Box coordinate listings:
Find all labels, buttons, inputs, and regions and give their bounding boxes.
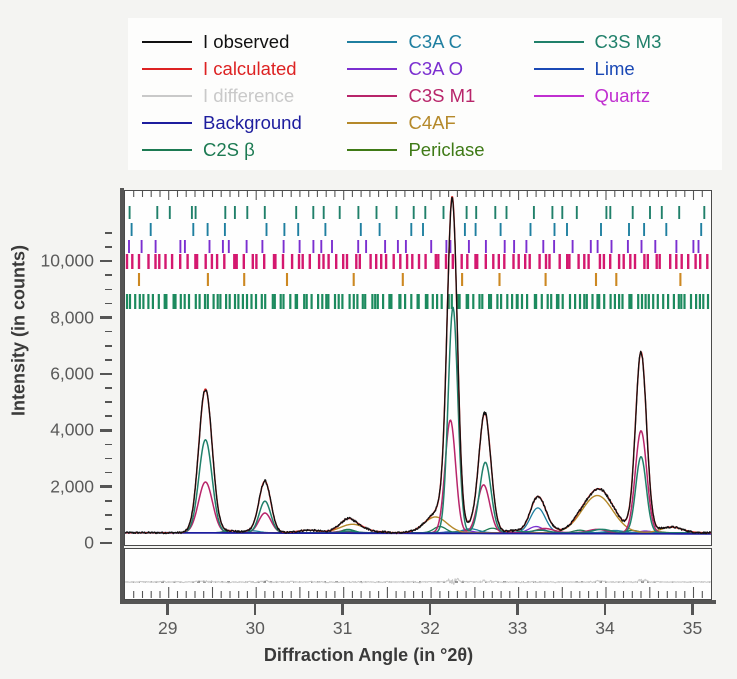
x-axis-labels: 29303132333435: [0, 0, 737, 679]
x-axis-tick-label: 29: [158, 618, 177, 639]
x-axis-tick-label: 33: [508, 618, 527, 639]
x-axis-tick-label: 32: [420, 618, 439, 639]
x-axis-tick-label: 34: [595, 618, 614, 639]
x-axis-title: Diffraction Angle (in °2θ): [0, 645, 737, 666]
y-axis-title: Intensity (in counts): [9, 166, 30, 496]
x-axis-tick-label: 31: [333, 618, 352, 639]
x-axis-tick-label: 30: [245, 618, 264, 639]
x-axis-tick-label: 35: [683, 618, 702, 639]
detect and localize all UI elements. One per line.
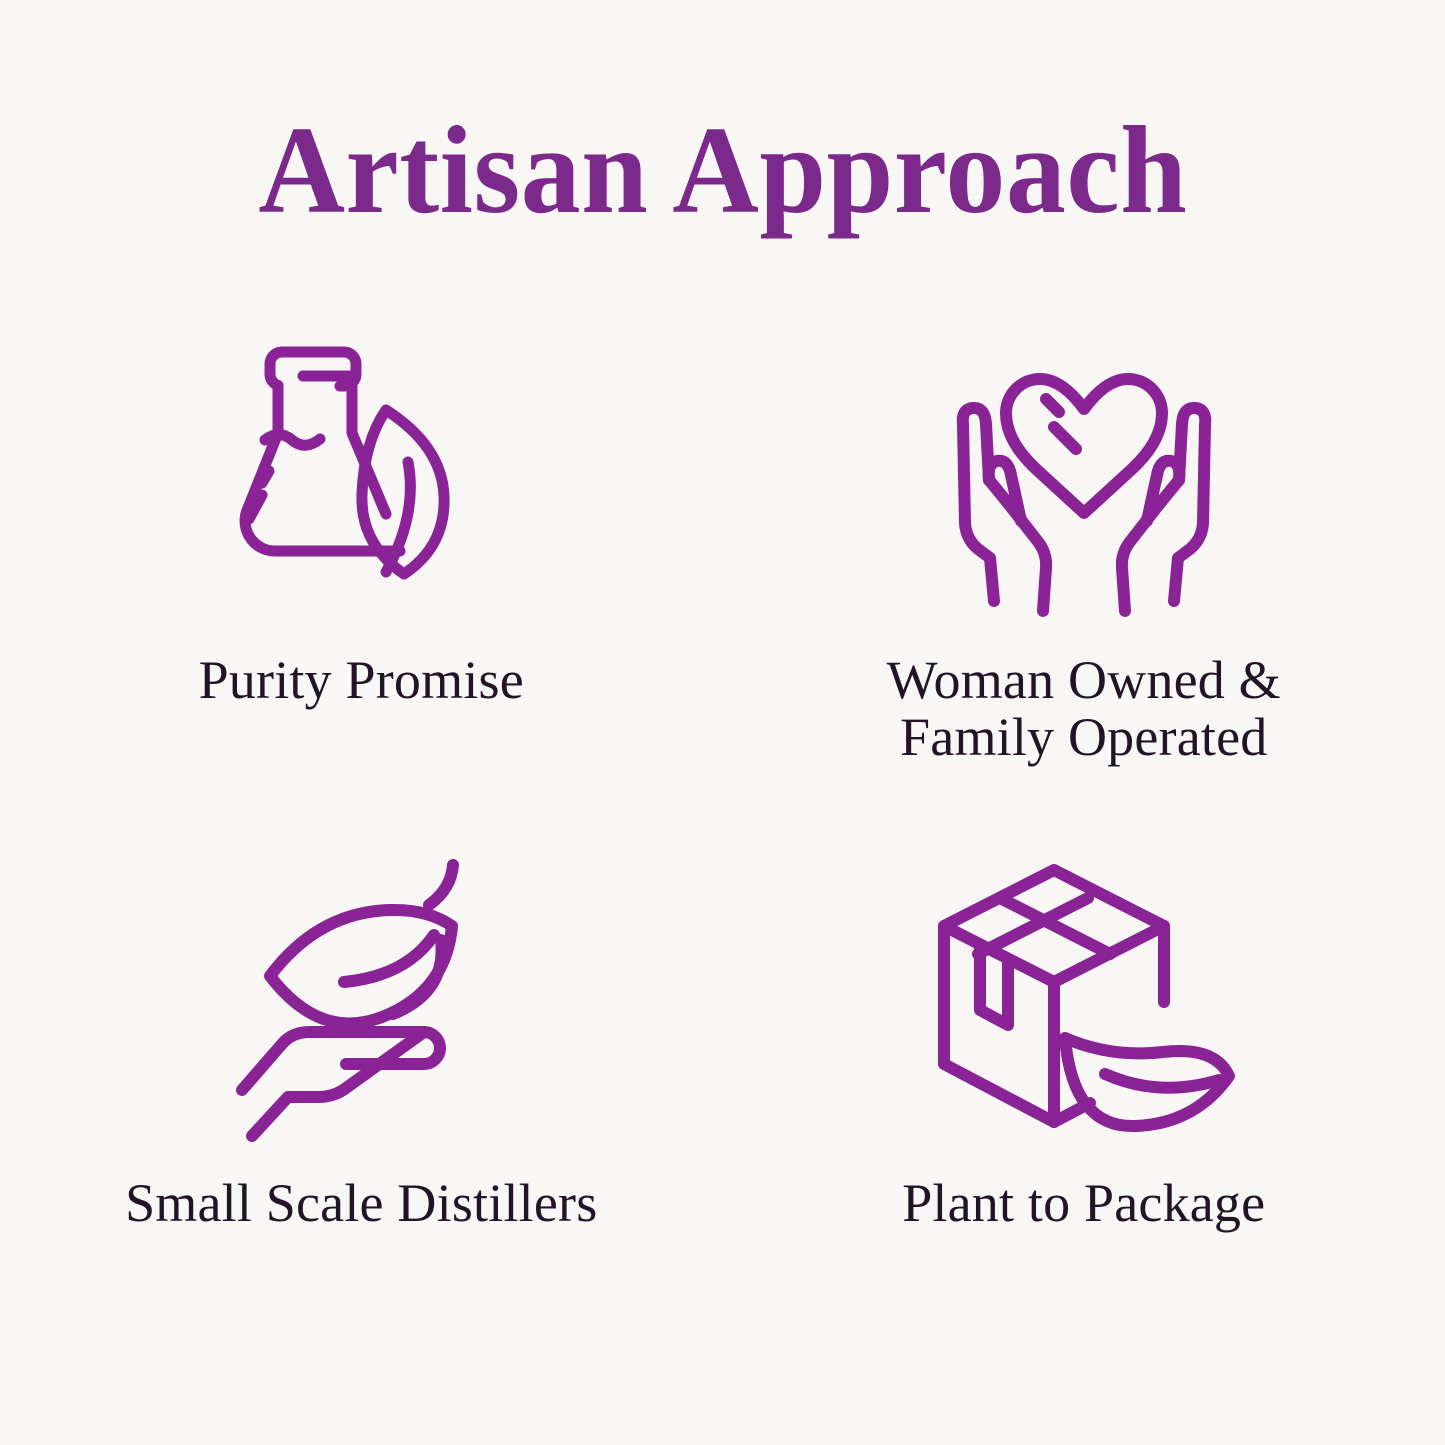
feature-grid: Purity Promise xyxy=(0,330,1445,1340)
hands-heart-icon xyxy=(934,330,1234,630)
feature-cell-small-scale-distillers: Small Scale Distillers xyxy=(0,835,723,1340)
feature-label-purity-promise: Purity Promise xyxy=(199,652,524,709)
feature-cell-plant-to-package: Plant to Package xyxy=(723,835,1445,1340)
box-leaf-icon xyxy=(934,849,1234,1149)
flask-leaf-icon xyxy=(236,330,486,630)
artisan-approach-infographic: Artisan Approach xyxy=(0,0,1445,1445)
feature-label-woman-owned: Woman Owned & Family Operated xyxy=(887,652,1281,766)
feature-cell-woman-owned: Woman Owned & Family Operated xyxy=(723,330,1445,835)
feature-label-plant-to-package: Plant to Package xyxy=(902,1175,1265,1232)
hand-leaf-icon xyxy=(226,849,496,1149)
feature-cell-purity-promise: Purity Promise xyxy=(0,330,723,835)
page-title-container: Artisan Approach xyxy=(0,104,1445,239)
feature-label-small-scale-distillers: Small Scale Distillers xyxy=(125,1175,597,1232)
page-title: Artisan Approach xyxy=(258,104,1187,239)
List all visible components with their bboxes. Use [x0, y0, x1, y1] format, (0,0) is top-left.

### Task brief
Arrange every line of the data above in a Markdown table with the columns No. and Entry, numbering the rows in order and skipping blank lines. Omit the pictures from the table.

### Solution to the exercise
| No. | Entry |
|---|---|
| 1 | Find all labels, buttons, inputs, and regions and give their bounding boxes. |
| 2 | x-axis-labels: 29303132333435: [0, 0, 737, 679] |
| 3 | x-axis-tick-label: 29: [158, 618, 177, 639] |
| 4 | x-axis-tick-label: 33: [508, 618, 527, 639] |
| 5 | x-axis-tick-label: 32: [420, 618, 439, 639] |
| 6 | x-axis-tick-label: 34: [595, 618, 614, 639] |
| 7 | x-axis-title: Diffraction Angle (in °2θ): [0, 645, 737, 666] |
| 8 | y-axis-title: Intensity (in counts): [9, 166, 30, 496] |
| 9 | x-axis-tick-label: 31: [333, 618, 352, 639] |
| 10 | x-axis-tick-label: 30: [245, 618, 264, 639] |
| 11 | x-axis-tick-label: 35: [683, 618, 702, 639] |
| 12 | detect and localize all UI elements. One per line. |
| 13 | feature-grid: Purity Promise xyxy=(0,330,1445,1340) |
| 14 | hands-heart-icon xyxy=(934,330,1234,630) |
| 15 | feature-cell-small-scale-distillers: Small Scale Distillers xyxy=(0,835,723,1340) |
| 16 | feature-label-purity-promise: Purity Promise xyxy=(199,652,524,709) |
| 17 | feature-cell-plant-to-package: Plant to Package xyxy=(723,835,1445,1340) |
| 18 | box-leaf-icon xyxy=(934,849,1234,1149) |
| 19 | flask-leaf-icon xyxy=(236,330,486,630) |
| 20 | artisan-approach-infographic: Artisan Approach xyxy=(0,0,1445,1445) |
| 21 | feature-label-woman-owned: Woman Owned & Family Operated xyxy=(887,652,1281,766) |
| 22 | feature-cell-woman-owned: Woman Owned & Family Operated xyxy=(723,330,1445,835) |
| 23 | feature-label-plant-to-package: Plant to Package xyxy=(902,1175,1265,1232) |
| 24 | hand-leaf-icon xyxy=(226,849,496,1149) |
| 25 | feature-cell-purity-promise: Purity Promise xyxy=(0,330,723,835) |
| 26 | page-title-container: Artisan Approach xyxy=(0,104,1445,239) |
| 27 | feature-label-small-scale-distillers: Small Scale Distillers xyxy=(125,1175,597,1232) |
| 28 | page-title: Artisan Approach xyxy=(258,104,1187,239) |
| 29 | List all visible components with their bboxes. Use [x0, y0, x1, y1] format, (0,0) is top-left. |